=== Vorliegender Text ===

-.-.-

Es sieht nicht danach aus, als würde der designierte 46. Präsident der Vereinigten Staaten auf den Rat hören. Er habe keine Angst davor, sich unter freiem Himmel vereidigen zu lassen, entgegnet Biden. Der Satz allein macht schon deutlich, in welcher Ausnahmesituation sich das Land befindet. Eigentlich soll der Inauguration Day ein Freudentag sein. Ein Tag, an dem Amerika den friedlichen Machtwechsel feiert. Normalerweise ist Washington schon in den Tagen zuvor voller ausgelassener Menschen. Diesmal ist alles anders. Washington, zumindest das Zentrum, gleicht einer Geisterstadt. Bürgermeisterin Muriel Bowser fordert ihre Landsleute in Kalifornien, Texas oder Wisconsin ausdrücklich auf, der Hauptstadt fernzubleiben.
Joe Biden, der in 36 Berufsjahren im Senat nahezu täglich mit der Bahn von seinem Wohnort Wilmington nach Washington und zurück fuhr, wollte auch diesmal mit dem Zug kommen. Am Mittwoch hat er den Plan aufgegeben. Sicherheitsbedenken.

-.-.-

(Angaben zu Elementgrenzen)
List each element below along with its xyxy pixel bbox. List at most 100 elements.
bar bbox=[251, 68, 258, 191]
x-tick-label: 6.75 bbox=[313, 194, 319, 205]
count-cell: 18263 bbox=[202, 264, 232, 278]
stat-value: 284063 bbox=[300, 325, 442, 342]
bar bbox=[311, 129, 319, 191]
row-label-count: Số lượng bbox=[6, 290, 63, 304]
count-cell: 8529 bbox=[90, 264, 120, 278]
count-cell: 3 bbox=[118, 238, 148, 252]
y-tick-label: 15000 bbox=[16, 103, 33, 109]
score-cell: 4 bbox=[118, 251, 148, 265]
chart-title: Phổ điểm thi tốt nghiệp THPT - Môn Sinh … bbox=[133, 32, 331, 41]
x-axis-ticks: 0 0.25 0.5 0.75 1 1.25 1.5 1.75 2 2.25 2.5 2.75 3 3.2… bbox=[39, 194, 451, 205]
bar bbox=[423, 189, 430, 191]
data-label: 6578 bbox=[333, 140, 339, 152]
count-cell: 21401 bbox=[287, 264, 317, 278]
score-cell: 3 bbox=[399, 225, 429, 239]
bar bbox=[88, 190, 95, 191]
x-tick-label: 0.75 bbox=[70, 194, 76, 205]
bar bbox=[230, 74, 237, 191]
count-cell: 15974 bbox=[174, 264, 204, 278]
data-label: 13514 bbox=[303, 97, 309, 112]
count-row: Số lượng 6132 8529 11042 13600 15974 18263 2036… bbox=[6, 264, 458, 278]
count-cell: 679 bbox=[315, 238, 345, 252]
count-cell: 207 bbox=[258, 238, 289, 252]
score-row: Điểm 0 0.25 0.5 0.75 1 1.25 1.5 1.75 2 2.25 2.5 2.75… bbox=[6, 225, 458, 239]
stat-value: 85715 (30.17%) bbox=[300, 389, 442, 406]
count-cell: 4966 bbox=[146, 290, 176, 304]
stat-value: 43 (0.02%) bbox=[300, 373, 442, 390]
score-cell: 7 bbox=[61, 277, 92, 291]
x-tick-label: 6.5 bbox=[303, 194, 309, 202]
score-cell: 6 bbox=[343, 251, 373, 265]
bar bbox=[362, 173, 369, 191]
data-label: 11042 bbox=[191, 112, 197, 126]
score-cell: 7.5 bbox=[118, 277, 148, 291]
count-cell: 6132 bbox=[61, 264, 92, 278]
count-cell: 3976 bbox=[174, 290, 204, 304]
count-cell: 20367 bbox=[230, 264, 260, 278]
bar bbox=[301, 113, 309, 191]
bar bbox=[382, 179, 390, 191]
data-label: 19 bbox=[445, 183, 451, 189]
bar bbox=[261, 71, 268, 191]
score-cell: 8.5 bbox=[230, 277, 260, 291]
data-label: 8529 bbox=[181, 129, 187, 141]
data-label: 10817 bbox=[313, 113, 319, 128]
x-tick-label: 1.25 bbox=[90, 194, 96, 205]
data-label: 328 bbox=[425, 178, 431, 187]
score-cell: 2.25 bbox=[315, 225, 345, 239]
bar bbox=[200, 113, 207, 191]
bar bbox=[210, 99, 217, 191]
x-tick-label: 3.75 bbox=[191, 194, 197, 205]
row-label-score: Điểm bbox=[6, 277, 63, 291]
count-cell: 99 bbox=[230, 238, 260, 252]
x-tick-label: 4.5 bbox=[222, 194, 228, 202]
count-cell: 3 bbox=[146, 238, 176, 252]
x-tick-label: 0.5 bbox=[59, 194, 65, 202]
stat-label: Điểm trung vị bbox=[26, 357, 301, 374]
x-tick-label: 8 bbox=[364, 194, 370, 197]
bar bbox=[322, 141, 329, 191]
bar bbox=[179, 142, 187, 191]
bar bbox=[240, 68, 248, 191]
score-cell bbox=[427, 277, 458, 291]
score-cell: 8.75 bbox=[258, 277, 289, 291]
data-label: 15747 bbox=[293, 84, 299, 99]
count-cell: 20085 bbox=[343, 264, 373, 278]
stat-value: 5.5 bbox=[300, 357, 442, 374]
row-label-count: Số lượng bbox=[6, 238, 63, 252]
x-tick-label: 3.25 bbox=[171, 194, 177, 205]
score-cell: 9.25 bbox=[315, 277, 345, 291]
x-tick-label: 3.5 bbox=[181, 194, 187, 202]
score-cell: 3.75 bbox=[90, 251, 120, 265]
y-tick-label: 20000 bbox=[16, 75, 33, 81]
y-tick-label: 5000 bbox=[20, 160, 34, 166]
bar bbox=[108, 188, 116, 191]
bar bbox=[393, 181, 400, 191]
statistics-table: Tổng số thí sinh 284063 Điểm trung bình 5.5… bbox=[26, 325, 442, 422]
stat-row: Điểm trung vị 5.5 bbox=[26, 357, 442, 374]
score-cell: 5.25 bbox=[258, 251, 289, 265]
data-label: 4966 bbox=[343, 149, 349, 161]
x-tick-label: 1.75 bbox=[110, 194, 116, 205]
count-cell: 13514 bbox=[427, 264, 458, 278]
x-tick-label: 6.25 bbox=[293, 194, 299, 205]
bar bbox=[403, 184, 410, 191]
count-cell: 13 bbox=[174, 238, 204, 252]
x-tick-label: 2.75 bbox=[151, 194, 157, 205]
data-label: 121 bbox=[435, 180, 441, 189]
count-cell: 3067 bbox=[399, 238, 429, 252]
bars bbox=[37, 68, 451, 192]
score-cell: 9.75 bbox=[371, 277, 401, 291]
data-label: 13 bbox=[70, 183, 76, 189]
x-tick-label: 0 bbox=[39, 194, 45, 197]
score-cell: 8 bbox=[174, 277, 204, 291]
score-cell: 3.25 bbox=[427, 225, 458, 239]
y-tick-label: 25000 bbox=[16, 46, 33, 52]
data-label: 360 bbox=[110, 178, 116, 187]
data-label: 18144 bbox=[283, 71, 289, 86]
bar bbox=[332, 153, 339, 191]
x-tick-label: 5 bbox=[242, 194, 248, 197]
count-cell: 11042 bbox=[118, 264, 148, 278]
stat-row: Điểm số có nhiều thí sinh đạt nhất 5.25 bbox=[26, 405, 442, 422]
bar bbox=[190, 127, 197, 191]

-.-.-

=== Aufgabe A ===
Beantworten Sie anhand des Textes über Bidens Amtseinführung:
(i) Wovor hat Biden nach eigener Aussage keine Angst?
(ii) Wen fordert Bürgermeisterin Muriel Bowser auf, der Hauptstadt fernzubleiben?
(iii) Wie viele Berufsjahre verbrachte Biden im Senat?
=== Aufgabe B ===
Wie geht der Text über Bidens Amtseinführung weiter? Führen Sie ihn nach dem letzten Satz fort.
Das Material stammt aus einer anderen Quelle als der Text.

=== Lösung A ===
(i) Er hat keine Angst davor, sich unter freiem Himmel vereidigen zu lassen.
(ii) Ihre Landsleute in Kalifornien, Texas oder Wisconsin.
(iii) 36 Jahre.

=== Lösung B ===
So oder so, es ist die Festung Washington, in der er seinen Schwur leisten wird. Über 20.000 Nationalgardisten sollen kommende Woche bereitstehen für den Fall, dass Anhänger Trumps ihr nächstes Störmanöver starten. Schon jetzt bewachen Männer im Tarnfleck die zweieinhalb Meter hohen Eisenzäune, die neuerdings einen geschlossenen Ring ums Kapitol bilden. Sie tragen Sturmgewehre und kugelsichere Westen, alle sechs, sieben Meter steht einer von ihnen an dem schwarzen Zaun. Die Straßen rings ums Parlament sind weiträumig abgeriegelt. Überall Betonbarrieren, überall Sperrholzplatten vor Glasfronten. Am Mittwoch, als das Repräsentantenhaus über das Impeachment Donald Trumps abstimmte, hielten mehrere Hundert Nationalgardisten im Parlament Wache. Einige schliefen auf dem Marmorfußboden – ein Heerlager inmitten historischer Pracht.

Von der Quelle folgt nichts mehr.